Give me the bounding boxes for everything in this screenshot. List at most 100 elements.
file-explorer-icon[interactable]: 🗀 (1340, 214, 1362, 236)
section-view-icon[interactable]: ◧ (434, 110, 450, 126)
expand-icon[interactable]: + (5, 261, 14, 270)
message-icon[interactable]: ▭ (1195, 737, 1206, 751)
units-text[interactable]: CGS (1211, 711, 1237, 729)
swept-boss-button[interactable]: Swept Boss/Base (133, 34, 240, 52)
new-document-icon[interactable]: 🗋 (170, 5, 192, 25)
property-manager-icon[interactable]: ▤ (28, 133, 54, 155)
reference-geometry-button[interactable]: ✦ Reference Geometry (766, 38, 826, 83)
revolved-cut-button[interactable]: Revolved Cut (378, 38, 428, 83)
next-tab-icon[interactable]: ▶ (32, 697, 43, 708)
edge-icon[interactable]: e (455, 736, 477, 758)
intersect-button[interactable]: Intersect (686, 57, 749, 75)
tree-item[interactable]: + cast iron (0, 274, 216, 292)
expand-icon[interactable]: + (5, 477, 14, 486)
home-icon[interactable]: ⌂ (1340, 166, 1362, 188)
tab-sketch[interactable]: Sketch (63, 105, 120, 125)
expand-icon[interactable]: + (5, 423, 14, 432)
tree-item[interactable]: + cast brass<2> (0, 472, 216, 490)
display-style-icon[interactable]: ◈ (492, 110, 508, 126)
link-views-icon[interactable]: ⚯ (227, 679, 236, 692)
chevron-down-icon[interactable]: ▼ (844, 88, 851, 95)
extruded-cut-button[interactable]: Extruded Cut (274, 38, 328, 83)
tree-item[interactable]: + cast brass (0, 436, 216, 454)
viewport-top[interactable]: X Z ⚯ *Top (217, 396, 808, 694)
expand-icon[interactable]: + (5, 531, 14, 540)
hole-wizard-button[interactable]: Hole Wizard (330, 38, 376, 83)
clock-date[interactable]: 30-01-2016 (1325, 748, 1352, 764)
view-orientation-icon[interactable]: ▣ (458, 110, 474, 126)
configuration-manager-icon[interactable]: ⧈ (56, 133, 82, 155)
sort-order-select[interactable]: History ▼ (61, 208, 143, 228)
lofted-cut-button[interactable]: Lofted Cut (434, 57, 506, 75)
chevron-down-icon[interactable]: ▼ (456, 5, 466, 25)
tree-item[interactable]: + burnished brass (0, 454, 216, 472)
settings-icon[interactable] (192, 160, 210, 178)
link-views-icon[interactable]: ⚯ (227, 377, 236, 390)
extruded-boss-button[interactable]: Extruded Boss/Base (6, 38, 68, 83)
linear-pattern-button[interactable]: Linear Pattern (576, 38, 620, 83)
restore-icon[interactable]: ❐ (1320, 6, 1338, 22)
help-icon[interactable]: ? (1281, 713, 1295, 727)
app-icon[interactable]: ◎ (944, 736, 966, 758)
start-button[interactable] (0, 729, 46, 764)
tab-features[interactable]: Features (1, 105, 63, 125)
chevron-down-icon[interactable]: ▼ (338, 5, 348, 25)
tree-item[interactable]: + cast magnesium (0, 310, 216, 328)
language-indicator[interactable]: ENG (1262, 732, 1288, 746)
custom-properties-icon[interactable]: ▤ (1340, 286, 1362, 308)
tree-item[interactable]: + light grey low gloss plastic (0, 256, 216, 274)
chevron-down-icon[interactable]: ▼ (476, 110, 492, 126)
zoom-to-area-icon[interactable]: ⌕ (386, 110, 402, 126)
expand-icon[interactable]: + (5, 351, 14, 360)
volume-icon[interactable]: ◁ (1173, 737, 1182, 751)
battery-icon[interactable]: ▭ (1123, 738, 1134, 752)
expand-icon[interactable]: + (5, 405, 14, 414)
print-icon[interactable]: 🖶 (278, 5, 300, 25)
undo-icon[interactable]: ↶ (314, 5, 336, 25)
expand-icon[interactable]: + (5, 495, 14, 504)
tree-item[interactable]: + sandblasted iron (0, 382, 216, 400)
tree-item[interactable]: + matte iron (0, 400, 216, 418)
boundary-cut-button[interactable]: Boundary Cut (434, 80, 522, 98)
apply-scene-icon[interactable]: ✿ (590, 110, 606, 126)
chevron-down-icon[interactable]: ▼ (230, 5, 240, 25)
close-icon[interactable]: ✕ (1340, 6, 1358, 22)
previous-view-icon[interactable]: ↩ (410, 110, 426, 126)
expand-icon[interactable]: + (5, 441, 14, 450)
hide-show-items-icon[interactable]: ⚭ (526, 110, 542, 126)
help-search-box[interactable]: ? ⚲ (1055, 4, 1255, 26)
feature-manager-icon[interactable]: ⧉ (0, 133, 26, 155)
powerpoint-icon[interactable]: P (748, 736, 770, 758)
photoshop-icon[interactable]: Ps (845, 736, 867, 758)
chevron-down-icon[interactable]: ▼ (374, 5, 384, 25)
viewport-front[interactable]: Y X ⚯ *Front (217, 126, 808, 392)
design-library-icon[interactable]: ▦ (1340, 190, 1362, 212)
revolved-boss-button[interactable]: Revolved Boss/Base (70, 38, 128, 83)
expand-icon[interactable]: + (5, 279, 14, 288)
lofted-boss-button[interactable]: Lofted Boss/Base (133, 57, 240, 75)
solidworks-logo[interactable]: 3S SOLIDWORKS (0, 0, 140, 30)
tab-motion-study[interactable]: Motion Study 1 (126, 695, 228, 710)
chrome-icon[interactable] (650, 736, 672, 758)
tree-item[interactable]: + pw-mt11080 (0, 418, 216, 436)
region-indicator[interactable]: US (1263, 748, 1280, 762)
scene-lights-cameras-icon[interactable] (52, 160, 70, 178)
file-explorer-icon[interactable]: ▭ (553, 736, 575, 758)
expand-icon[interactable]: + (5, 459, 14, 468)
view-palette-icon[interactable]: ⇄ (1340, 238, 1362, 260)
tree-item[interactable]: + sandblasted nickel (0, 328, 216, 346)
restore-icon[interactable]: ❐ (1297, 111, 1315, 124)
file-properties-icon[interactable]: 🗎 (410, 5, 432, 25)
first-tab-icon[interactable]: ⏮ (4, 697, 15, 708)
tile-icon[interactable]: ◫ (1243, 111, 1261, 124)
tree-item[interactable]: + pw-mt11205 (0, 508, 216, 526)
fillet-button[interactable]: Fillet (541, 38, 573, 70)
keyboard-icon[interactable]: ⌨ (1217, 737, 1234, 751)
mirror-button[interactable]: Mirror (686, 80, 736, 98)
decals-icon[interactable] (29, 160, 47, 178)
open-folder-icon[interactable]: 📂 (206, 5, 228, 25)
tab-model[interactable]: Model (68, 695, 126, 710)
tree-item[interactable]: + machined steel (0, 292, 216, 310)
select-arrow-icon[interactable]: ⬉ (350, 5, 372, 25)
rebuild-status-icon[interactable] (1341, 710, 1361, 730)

········

● **Challenge**:
Copy every line of the items above word for word, with no changes.

● **Task output**:
Give me the bounding boxes for everything in this screenshot. List at most 100 elements.
file-explorer-icon[interactable]: 🗀 (1340, 214, 1362, 236)
section-view-icon[interactable]: ◧ (434, 110, 450, 126)
expand-icon[interactable]: + (5, 261, 14, 270)
message-icon[interactable]: ▭ (1195, 737, 1206, 751)
units-text[interactable]: CGS (1211, 711, 1237, 729)
swept-boss-button[interactable]: Swept Boss/Base (133, 34, 240, 52)
new-document-icon[interactable]: 🗋 (170, 5, 192, 25)
property-manager-icon[interactable]: ▤ (28, 133, 54, 155)
reference-geometry-button[interactable]: ✦ Reference Geometry (766, 38, 826, 83)
revolved-cut-button[interactable]: Revolved Cut (378, 38, 428, 83)
next-tab-icon[interactable]: ▶ (32, 697, 43, 708)
edge-icon[interactable]: e (455, 736, 477, 758)
intersect-button[interactable]: Intersect (686, 57, 749, 75)
tree-item[interactable]: + cast iron (0, 274, 216, 292)
expand-icon[interactable]: + (5, 477, 14, 486)
home-icon[interactable]: ⌂ (1340, 166, 1362, 188)
tab-sketch[interactable]: Sketch (63, 105, 120, 125)
expand-icon[interactable]: + (5, 423, 14, 432)
tree-item[interactable]: + cast brass<2> (0, 472, 216, 490)
display-style-icon[interactable]: ◈ (492, 110, 508, 126)
link-views-icon[interactable]: ⚯ (227, 679, 236, 692)
chevron-down-icon[interactable]: ▼ (844, 88, 851, 95)
extruded-cut-button[interactable]: Extruded Cut (274, 38, 328, 83)
tree-item[interactable]: + cast brass (0, 436, 216, 454)
viewport-top[interactable]: X Z ⚯ *Top (217, 396, 808, 694)
expand-icon[interactable]: + (5, 531, 14, 540)
hole-wizard-button[interactable]: Hole Wizard (330, 38, 376, 83)
clock-date[interactable]: 30-01-2016 (1325, 748, 1352, 764)
view-orientation-icon[interactable]: ▣ (458, 110, 474, 126)
configuration-manager-icon[interactable]: ⧈ (56, 133, 82, 155)
sort-order-select[interactable]: History ▼ (61, 208, 143, 228)
lofted-cut-button[interactable]: Lofted Cut (434, 57, 506, 75)
chevron-down-icon[interactable]: ▼ (456, 5, 466, 25)
tree-item[interactable]: + burnished brass (0, 454, 216, 472)
settings-icon[interactable] (192, 160, 210, 178)
link-views-icon[interactable]: ⚯ (227, 377, 236, 390)
extruded-boss-button[interactable]: Extruded Boss/Base (6, 38, 68, 83)
linear-pattern-button[interactable]: Linear Pattern (576, 38, 620, 83)
restore-icon[interactable]: ❐ (1320, 6, 1338, 22)
help-icon[interactable]: ? (1281, 713, 1295, 727)
app-icon[interactable]: ◎ (944, 736, 966, 758)
start-button[interactable] (0, 729, 46, 764)
tab-features[interactable]: Features (1, 105, 63, 125)
chevron-down-icon[interactable]: ▼ (338, 5, 348, 25)
tree-item[interactable]: + cast magnesium (0, 310, 216, 328)
language-indicator[interactable]: ENG (1262, 732, 1288, 746)
custom-properties-icon[interactable]: ▤ (1340, 286, 1362, 308)
tree-item[interactable]: + light grey low gloss plastic (0, 256, 216, 274)
chevron-down-icon[interactable]: ▼ (476, 110, 492, 126)
zoom-to-area-icon[interactable]: ⌕ (386, 110, 402, 126)
expand-icon[interactable]: + (5, 351, 14, 360)
volume-icon[interactable]: ◁ (1173, 737, 1182, 751)
battery-icon[interactable]: ▭ (1123, 738, 1134, 752)
expand-icon[interactable]: + (5, 405, 14, 414)
print-icon[interactable]: 🖶 (278, 5, 300, 25)
undo-icon[interactable]: ↶ (314, 5, 336, 25)
expand-icon[interactable]: + (5, 495, 14, 504)
tree-item[interactable]: + sandblasted iron (0, 382, 216, 400)
tree-item[interactable]: + matte iron (0, 400, 216, 418)
boundary-cut-button[interactable]: Boundary Cut (434, 80, 522, 98)
apply-scene-icon[interactable]: ✿ (590, 110, 606, 126)
chevron-down-icon[interactable]: ▼ (230, 5, 240, 25)
close-icon[interactable]: ✕ (1340, 6, 1358, 22)
previous-view-icon[interactable]: ↩ (410, 110, 426, 126)
expand-icon[interactable]: + (5, 441, 14, 450)
hide-show-items-icon[interactable]: ⚭ (526, 110, 542, 126)
help-search-box[interactable]: ? ⚲ (1055, 4, 1255, 26)
feature-manager-icon[interactable]: ⧉ (0, 133, 26, 155)
powerpoint-icon[interactable]: P (748, 736, 770, 758)
photoshop-icon[interactable]: Ps (845, 736, 867, 758)
chevron-down-icon[interactable]: ▼ (374, 5, 384, 25)
viewport-front[interactable]: Y X ⚯ *Front (217, 126, 808, 392)
design-library-icon[interactable]: ▦ (1340, 190, 1362, 212)
revolved-boss-button[interactable]: Revolved Boss/Base (70, 38, 128, 83)
expand-icon[interactable]: + (5, 279, 14, 288)
lofted-boss-button[interactable]: Lofted Boss/Base (133, 57, 240, 75)
solidworks-logo[interactable]: 3S SOLIDWORKS (0, 0, 140, 30)
tab-motion-study[interactable]: Motion Study 1 (126, 695, 228, 710)
chrome-icon[interactable] (650, 736, 672, 758)
tree-item[interactable]: + pw-mt11080 (0, 418, 216, 436)
region-indicator[interactable]: US (1263, 748, 1280, 762)
scene-lights-cameras-icon[interactable] (52, 160, 70, 178)
file-explorer-icon[interactable]: ▭ (553, 736, 575, 758)
expand-icon[interactable]: + (5, 459, 14, 468)
view-palette-icon[interactable]: ⇄ (1340, 238, 1362, 260)
tree-item[interactable]: + sandblasted nickel (0, 328, 216, 346)
restore-icon[interactable]: ❐ (1297, 111, 1315, 124)
file-properties-icon[interactable]: 🗎 (410, 5, 432, 25)
first-tab-icon[interactable]: ⏮ (4, 697, 15, 708)
tile-icon[interactable]: ◫ (1243, 111, 1261, 124)
tree-item[interactable]: + pw-mt11205 (0, 508, 216, 526)
fillet-button[interactable]: Fillet (541, 38, 573, 70)
keyboard-icon[interactable]: ⌨ (1217, 737, 1234, 751)
mirror-button[interactable]: Mirror (686, 80, 736, 98)
decals-icon[interactable] (29, 160, 47, 178)
open-folder-icon[interactable]: 📂 (206, 5, 228, 25)
tab-model[interactable]: Model (68, 695, 126, 710)
tree-item[interactable]: + machined steel (0, 292, 216, 310)
select-arrow-icon[interactable]: ⬉ (350, 5, 372, 25)
rebuild-status-icon[interactable] (1341, 710, 1361, 730)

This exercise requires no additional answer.